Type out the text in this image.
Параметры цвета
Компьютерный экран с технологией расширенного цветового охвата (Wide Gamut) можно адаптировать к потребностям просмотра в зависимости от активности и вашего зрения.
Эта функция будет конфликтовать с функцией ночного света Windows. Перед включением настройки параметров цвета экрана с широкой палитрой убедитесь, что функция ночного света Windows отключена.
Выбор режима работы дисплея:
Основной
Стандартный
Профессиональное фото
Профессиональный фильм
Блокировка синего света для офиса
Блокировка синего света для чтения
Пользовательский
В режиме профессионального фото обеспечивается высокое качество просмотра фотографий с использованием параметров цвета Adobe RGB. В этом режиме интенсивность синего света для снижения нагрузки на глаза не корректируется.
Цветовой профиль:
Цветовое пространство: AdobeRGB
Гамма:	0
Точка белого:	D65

■ ■ ■ ■ ■

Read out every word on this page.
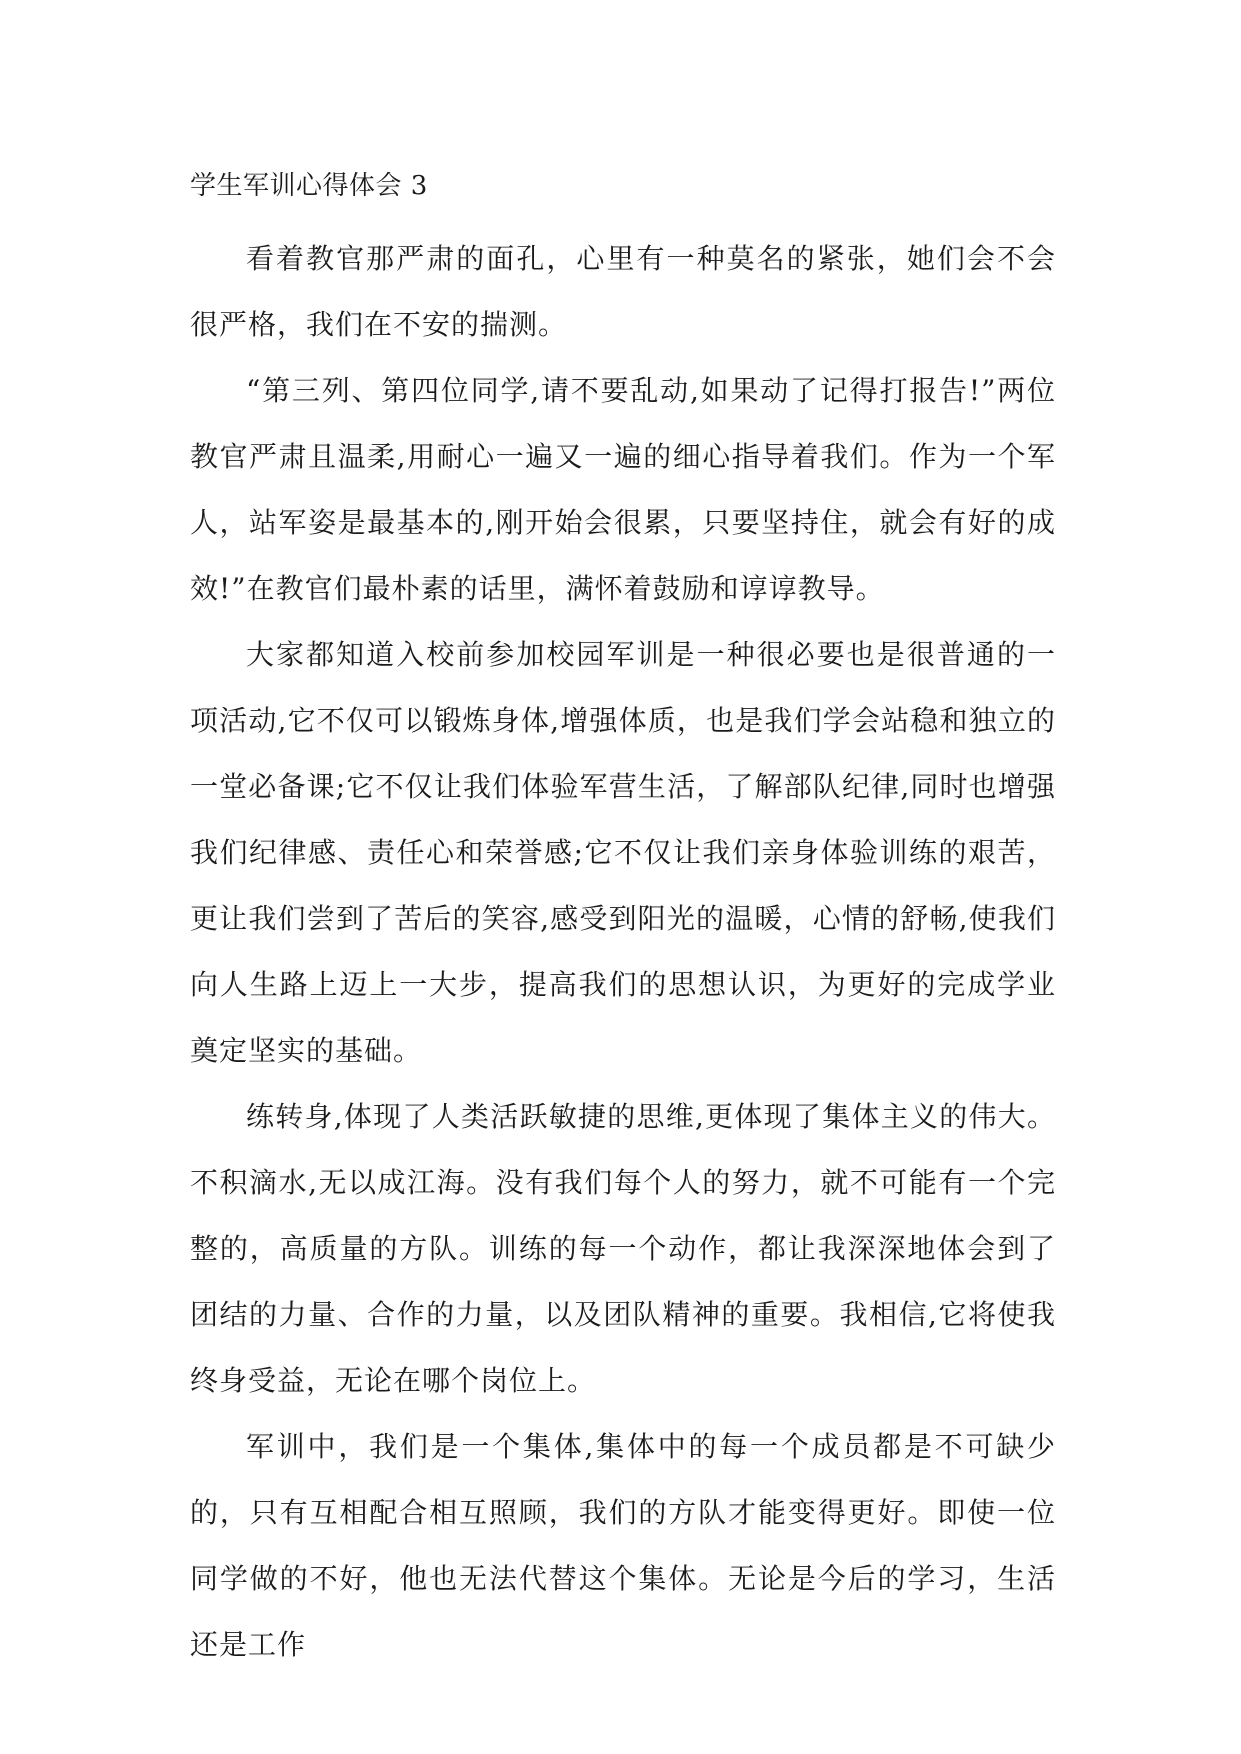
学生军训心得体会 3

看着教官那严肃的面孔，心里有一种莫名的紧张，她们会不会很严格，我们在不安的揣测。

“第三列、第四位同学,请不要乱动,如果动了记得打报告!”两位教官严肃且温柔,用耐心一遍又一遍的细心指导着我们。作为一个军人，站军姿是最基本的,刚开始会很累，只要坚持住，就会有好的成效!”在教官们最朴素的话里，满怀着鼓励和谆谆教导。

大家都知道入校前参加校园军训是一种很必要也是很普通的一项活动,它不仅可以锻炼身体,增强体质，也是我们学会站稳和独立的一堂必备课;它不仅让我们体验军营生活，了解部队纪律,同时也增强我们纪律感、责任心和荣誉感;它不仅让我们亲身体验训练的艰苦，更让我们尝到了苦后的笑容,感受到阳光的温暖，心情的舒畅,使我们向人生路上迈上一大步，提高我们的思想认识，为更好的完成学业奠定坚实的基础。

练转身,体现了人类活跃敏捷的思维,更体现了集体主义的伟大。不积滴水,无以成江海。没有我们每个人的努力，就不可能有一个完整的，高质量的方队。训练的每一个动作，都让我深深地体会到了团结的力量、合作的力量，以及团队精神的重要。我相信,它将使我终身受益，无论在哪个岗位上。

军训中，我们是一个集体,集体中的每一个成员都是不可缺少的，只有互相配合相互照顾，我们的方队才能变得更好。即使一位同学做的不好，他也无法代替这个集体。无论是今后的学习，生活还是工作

■ ■ ■ ■ ■

▸ **Exercise objective**:
Pick out the lines containing the string "Блокировка" and show them.

▸ **Solution to this exercise**:
Блокировка синего света для офиса
Блокировка синего света для чтения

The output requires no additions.